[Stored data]
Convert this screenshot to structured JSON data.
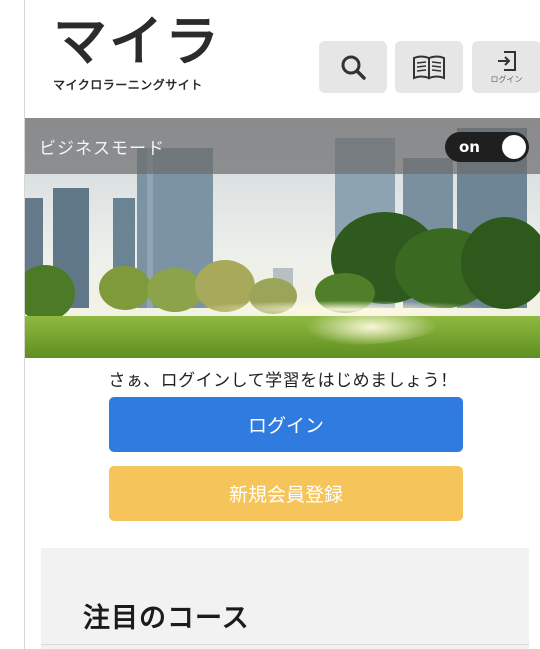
{
  "header": {
    "logo_main": "マイラ",
    "logo_sub": "マイクロラーニングサイト",
    "search_icon": "search-icon",
    "book_icon": "book-icon",
    "login_icon": "login-icon",
    "login_label": "ログイン"
  },
  "business_mode": {
    "label": "ビジネスモード",
    "toggle_text": "on",
    "enabled": true
  },
  "auth": {
    "prompt": "さぁ、ログインして学習をはじめましょう！",
    "login_button": "ログイン",
    "register_button": "新規会員登録"
  },
  "courses": {
    "heading": "注目のコース"
  },
  "colors": {
    "login_blue": "#2f7be0",
    "register_yellow": "#f5c45a",
    "toggle_dark": "#1f1f1f"
  }
}
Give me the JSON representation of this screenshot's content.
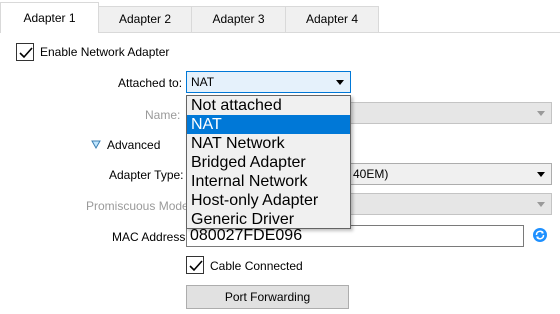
{
  "tabs": [
    {
      "label": "Adapter 1",
      "active": true
    },
    {
      "label": "Adapter 2",
      "active": false
    },
    {
      "label": "Adapter 3",
      "active": false
    },
    {
      "label": "Adapter 4",
      "active": false
    }
  ],
  "enable_adapter": {
    "label": "Enable Network Adapter",
    "checked": true
  },
  "attached_to": {
    "label": "Attached to:",
    "value": "NAT"
  },
  "name": {
    "label": "Name:"
  },
  "advanced": {
    "label": "Advanced"
  },
  "adapter_type": {
    "label": "Adapter Type:",
    "value_tail": "40EM)"
  },
  "promiscuous": {
    "label": "Promiscuous Mode:"
  },
  "mac_address": {
    "label": "MAC Address:",
    "value": "080027FDE096"
  },
  "cable_connected": {
    "label": "Cable Connected",
    "checked": true
  },
  "port_forwarding": {
    "label": "Port Forwarding"
  },
  "dropdown_options": [
    {
      "label": "Not attached",
      "selected": false
    },
    {
      "label": "NAT",
      "selected": true
    },
    {
      "label": "NAT Network",
      "selected": false
    },
    {
      "label": "Bridged Adapter",
      "selected": false
    },
    {
      "label": "Internal Network",
      "selected": false
    },
    {
      "label": "Host-only Adapter",
      "selected": false
    },
    {
      "label": "Generic Driver",
      "selected": false
    }
  ],
  "colors": {
    "accent": "#0078d7",
    "refresh_icon": "#1e90ff"
  },
  "icons": {
    "refresh": "refresh-icon",
    "expand": "triangle-down-icon",
    "check": "checkmark-icon"
  }
}
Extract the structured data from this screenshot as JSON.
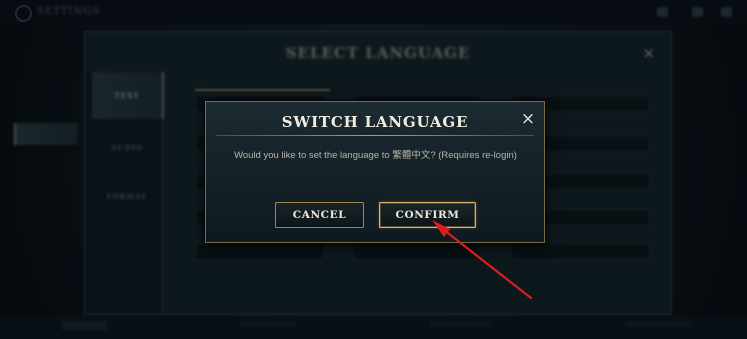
{
  "window": {
    "title": "SETTINGS"
  },
  "settings_panel": {
    "title": "SELECT LANGUAGE",
    "close_icon": "close-icon",
    "tabs": [
      {
        "label": "TEXT",
        "active": true
      },
      {
        "label": "AUDIO",
        "active": false
      },
      {
        "label": "FORMAT",
        "active": false
      }
    ]
  },
  "dialog": {
    "title": "SWITCH LANGUAGE",
    "close_icon": "close-icon",
    "message": "Would you like to set the language to 繁體中文? (Requires re-login)",
    "buttons": {
      "cancel": "CANCEL",
      "confirm": "CONFIRM"
    }
  },
  "annotation": {
    "type": "arrow",
    "color": "#d91f1f",
    "target": "confirm-button"
  },
  "colors": {
    "accent_gold": "#c8a45d",
    "dialog_background": "#13232a",
    "title_text": "#f1ede0",
    "body_text": "#b7b3a6"
  }
}
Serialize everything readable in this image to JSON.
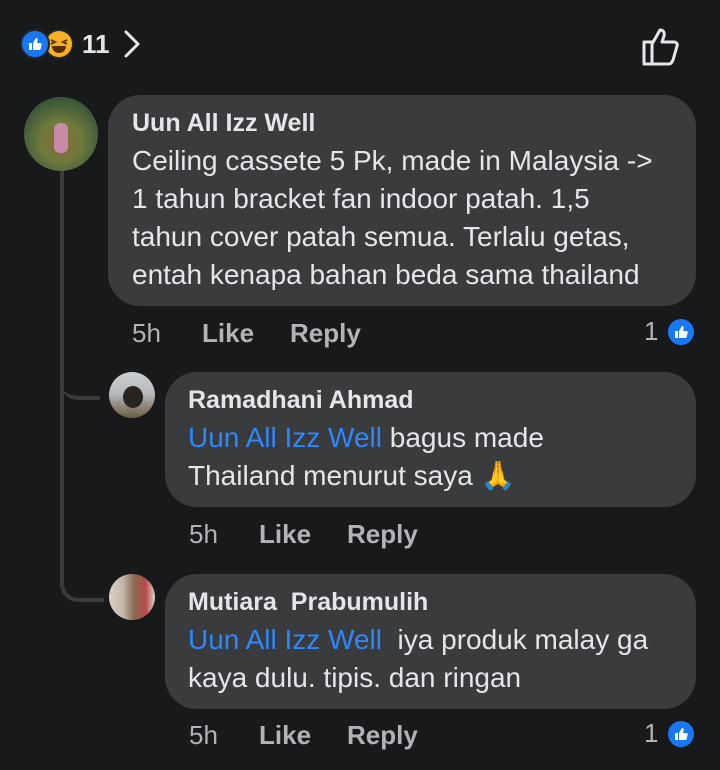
{
  "header": {
    "reaction_count": "11"
  },
  "comments": [
    {
      "author": "Uun All Izz Well",
      "lines": [
        "Ceiling cassete 5 Pk, made in Malaysia ->",
        "1 tahun bracket fan indoor patah. 1,5",
        "tahun cover patah semua. Terlalu getas,",
        "entah kenapa bahan beda sama thailand"
      ],
      "time": "5h",
      "like": "Like",
      "reply": "Reply",
      "reactions": "1"
    },
    {
      "author": "Ramadhani Ahmad",
      "mention": "Uun All Izz Well",
      "line1_rest": " bagus made",
      "line2": "Thailand menurut saya",
      "emoji": "🙏",
      "time": "5h",
      "like": "Like",
      "reply": "Reply"
    },
    {
      "author": "Mutiara  Prabumulih",
      "mention": "Uun All Izz Well",
      "line1_rest": "  iya produk malay ga",
      "line2": "kaya dulu. tipis. dan ringan",
      "time": "5h",
      "like": "Like",
      "reply": "Reply",
      "reactions": "1"
    }
  ]
}
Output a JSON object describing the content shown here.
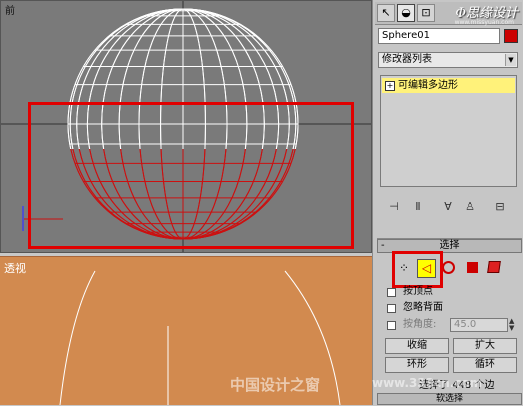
{
  "viewports": {
    "front": {
      "label": "前"
    },
    "perspective": {
      "label": "透视"
    }
  },
  "panel": {
    "logo": "Φ思缘设计",
    "logo_sub": "www.missyuan.com",
    "object_name": "Sphere01",
    "object_color": "#cc0000",
    "modifier_list": "修改器列表",
    "stack_item": "可编辑多边形",
    "stack_item_plus": "+"
  },
  "selection": {
    "title": "选择",
    "by_vertex": "按顶点",
    "ignore_backfacing": "忽略背面",
    "by_angle": "按角度:",
    "angle_value": "45.0",
    "shrink": "收缩",
    "grow": "扩大",
    "ring": "环形",
    "loop": "循环",
    "status": "选择了 448 个边",
    "next_rollout": "软选择"
  },
  "watermark": {
    "cn": "中国设计之窗",
    "url": "www.333cn.com"
  },
  "colors": {
    "highlight": "#e00000",
    "active_subobj": "#ffff00",
    "sphere_top": "#ffffff",
    "sphere_bottom": "#cc1010"
  }
}
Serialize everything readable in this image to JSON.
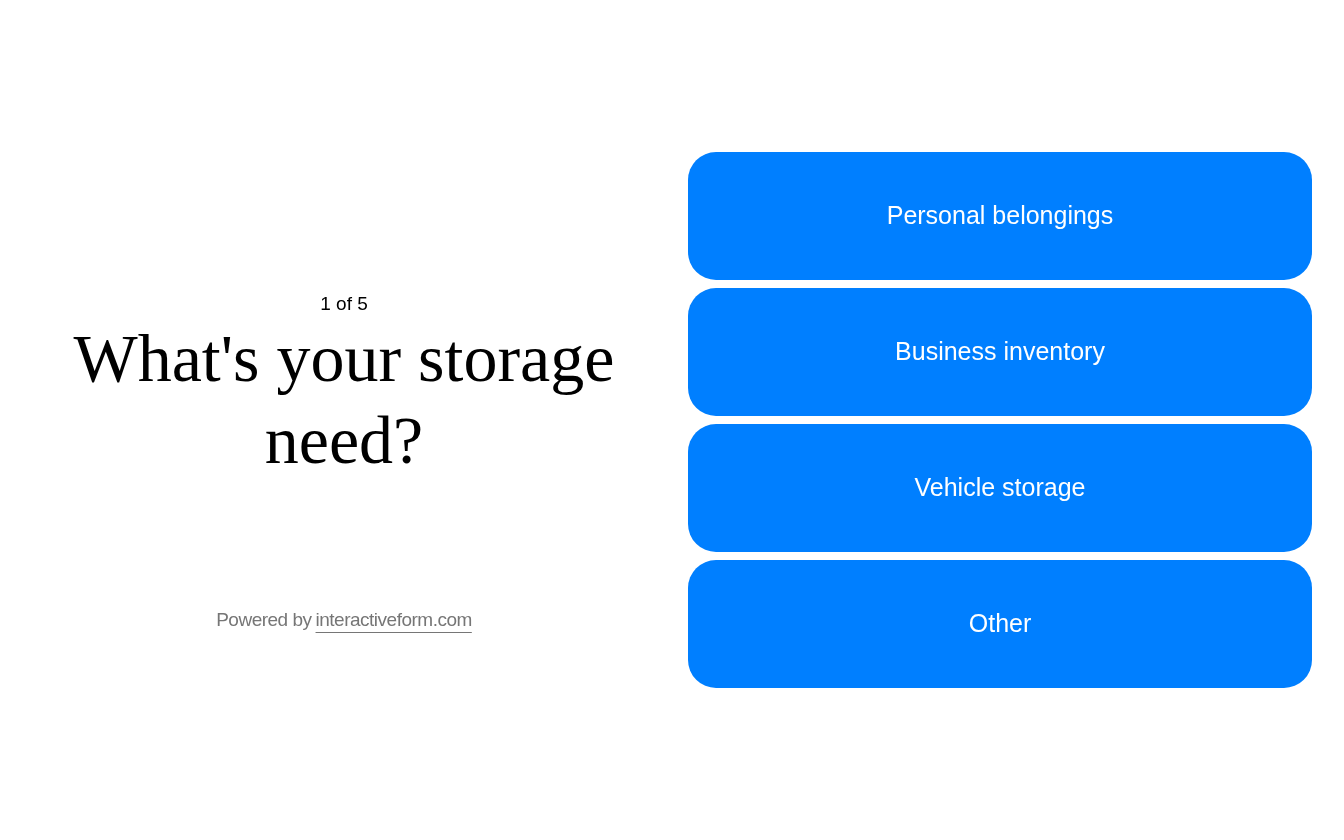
{
  "progress": "1 of 5",
  "question": "What's your storage need?",
  "footer": {
    "prefix": "Powered by",
    "link": "interactiveform.com"
  },
  "options": [
    {
      "label": "Personal belongings"
    },
    {
      "label": "Business inventory"
    },
    {
      "label": "Vehicle storage"
    },
    {
      "label": "Other"
    }
  ]
}
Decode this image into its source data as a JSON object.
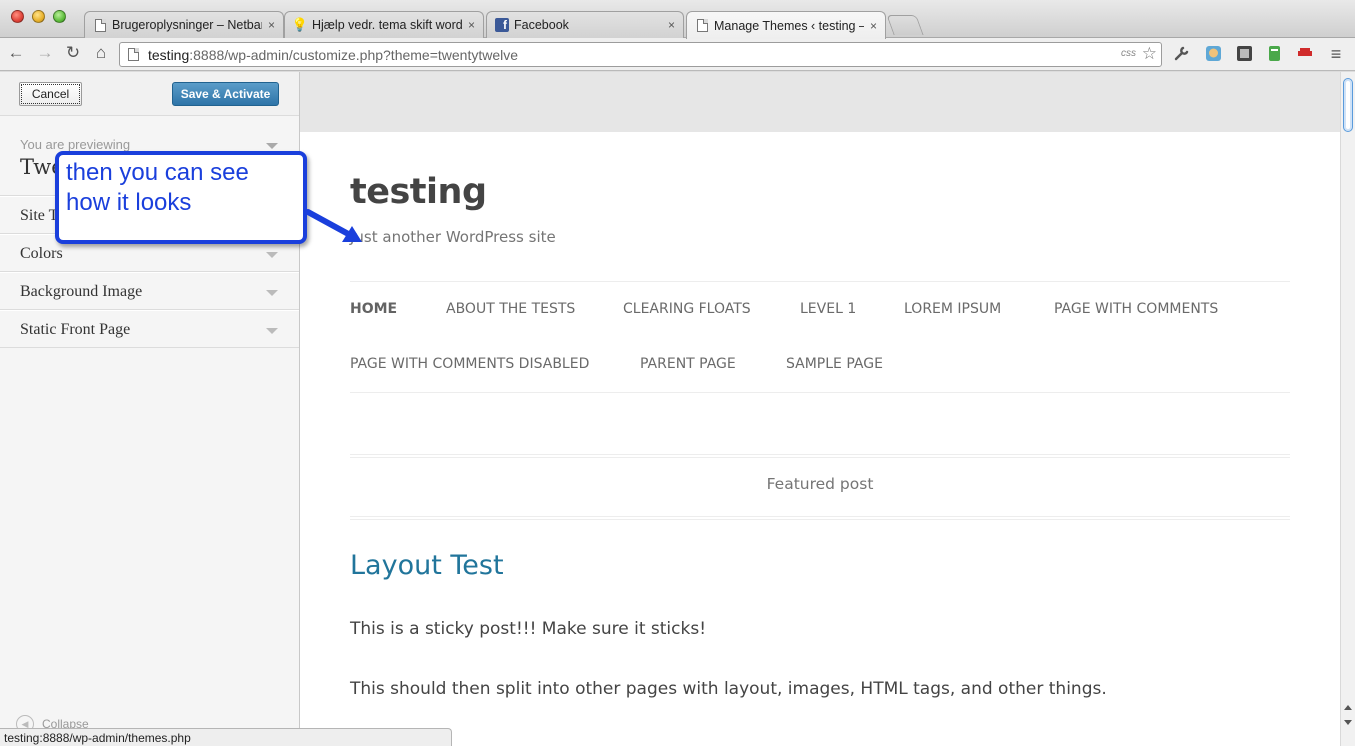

#### OBJECTIVE:
Copy all the lines above that hold the string "Network".

#### OUTPUT OF THE EXERCISE:
    "label": "Enable Network Adapter",
      "label": "NAT Network",
      "label": "Internal Network",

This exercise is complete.